▶ [Do this] Copy each line below in which the string "winding" occurs.

[Collection entries]
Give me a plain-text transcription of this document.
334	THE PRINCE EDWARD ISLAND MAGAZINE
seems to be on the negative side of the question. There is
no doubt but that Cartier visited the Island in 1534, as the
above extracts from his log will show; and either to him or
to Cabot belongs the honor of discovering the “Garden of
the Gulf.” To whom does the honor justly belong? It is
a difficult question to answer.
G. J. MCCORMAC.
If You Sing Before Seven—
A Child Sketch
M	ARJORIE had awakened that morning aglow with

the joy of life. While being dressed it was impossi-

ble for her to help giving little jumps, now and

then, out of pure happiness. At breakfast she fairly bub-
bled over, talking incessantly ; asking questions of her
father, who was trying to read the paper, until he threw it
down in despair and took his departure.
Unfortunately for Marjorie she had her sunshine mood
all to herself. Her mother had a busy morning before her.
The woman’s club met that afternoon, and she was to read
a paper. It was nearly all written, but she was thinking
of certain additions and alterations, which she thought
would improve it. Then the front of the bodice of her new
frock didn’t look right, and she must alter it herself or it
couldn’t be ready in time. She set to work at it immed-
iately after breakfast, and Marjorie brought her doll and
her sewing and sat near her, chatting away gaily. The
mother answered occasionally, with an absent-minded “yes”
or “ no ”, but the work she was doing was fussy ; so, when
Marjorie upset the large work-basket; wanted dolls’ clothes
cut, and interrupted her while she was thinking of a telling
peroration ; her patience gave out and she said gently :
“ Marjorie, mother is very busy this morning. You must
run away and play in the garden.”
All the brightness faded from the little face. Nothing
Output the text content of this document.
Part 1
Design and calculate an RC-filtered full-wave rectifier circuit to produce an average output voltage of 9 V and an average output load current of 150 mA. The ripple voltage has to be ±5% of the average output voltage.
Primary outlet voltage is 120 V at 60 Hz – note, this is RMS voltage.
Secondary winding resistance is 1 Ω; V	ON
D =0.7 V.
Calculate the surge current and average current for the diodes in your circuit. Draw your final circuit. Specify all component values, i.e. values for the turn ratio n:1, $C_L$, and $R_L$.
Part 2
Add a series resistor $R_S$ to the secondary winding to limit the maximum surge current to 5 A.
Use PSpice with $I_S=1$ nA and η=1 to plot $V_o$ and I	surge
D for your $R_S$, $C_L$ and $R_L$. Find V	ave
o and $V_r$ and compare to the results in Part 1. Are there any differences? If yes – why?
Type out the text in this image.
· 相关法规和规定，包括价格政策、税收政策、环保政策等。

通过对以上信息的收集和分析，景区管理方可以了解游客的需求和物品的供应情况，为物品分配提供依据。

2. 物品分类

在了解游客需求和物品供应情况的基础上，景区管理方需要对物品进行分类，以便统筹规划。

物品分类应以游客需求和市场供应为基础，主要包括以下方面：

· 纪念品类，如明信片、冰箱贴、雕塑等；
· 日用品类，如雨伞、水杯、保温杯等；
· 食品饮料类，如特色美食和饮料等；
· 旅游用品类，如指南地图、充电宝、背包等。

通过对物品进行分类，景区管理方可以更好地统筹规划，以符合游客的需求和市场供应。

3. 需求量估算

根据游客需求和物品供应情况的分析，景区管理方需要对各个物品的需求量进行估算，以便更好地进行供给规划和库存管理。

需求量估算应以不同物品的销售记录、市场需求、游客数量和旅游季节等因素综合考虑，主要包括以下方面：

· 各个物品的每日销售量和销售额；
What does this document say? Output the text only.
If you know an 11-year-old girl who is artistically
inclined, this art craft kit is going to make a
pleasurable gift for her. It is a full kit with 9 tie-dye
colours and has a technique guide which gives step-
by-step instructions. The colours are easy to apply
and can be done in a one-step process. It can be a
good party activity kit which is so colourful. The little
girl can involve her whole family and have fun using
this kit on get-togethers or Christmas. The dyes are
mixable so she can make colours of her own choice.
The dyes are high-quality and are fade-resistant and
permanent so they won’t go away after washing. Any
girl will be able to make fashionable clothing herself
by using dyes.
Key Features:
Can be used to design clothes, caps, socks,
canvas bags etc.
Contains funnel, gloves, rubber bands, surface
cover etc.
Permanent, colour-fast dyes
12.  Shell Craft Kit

▶ [Exercise answer]
Secondary winding resistance is 1 Ω; V	ON
Add a series resistor $R_S$ to the secondary winding to limit the maximum surge current to 5 A.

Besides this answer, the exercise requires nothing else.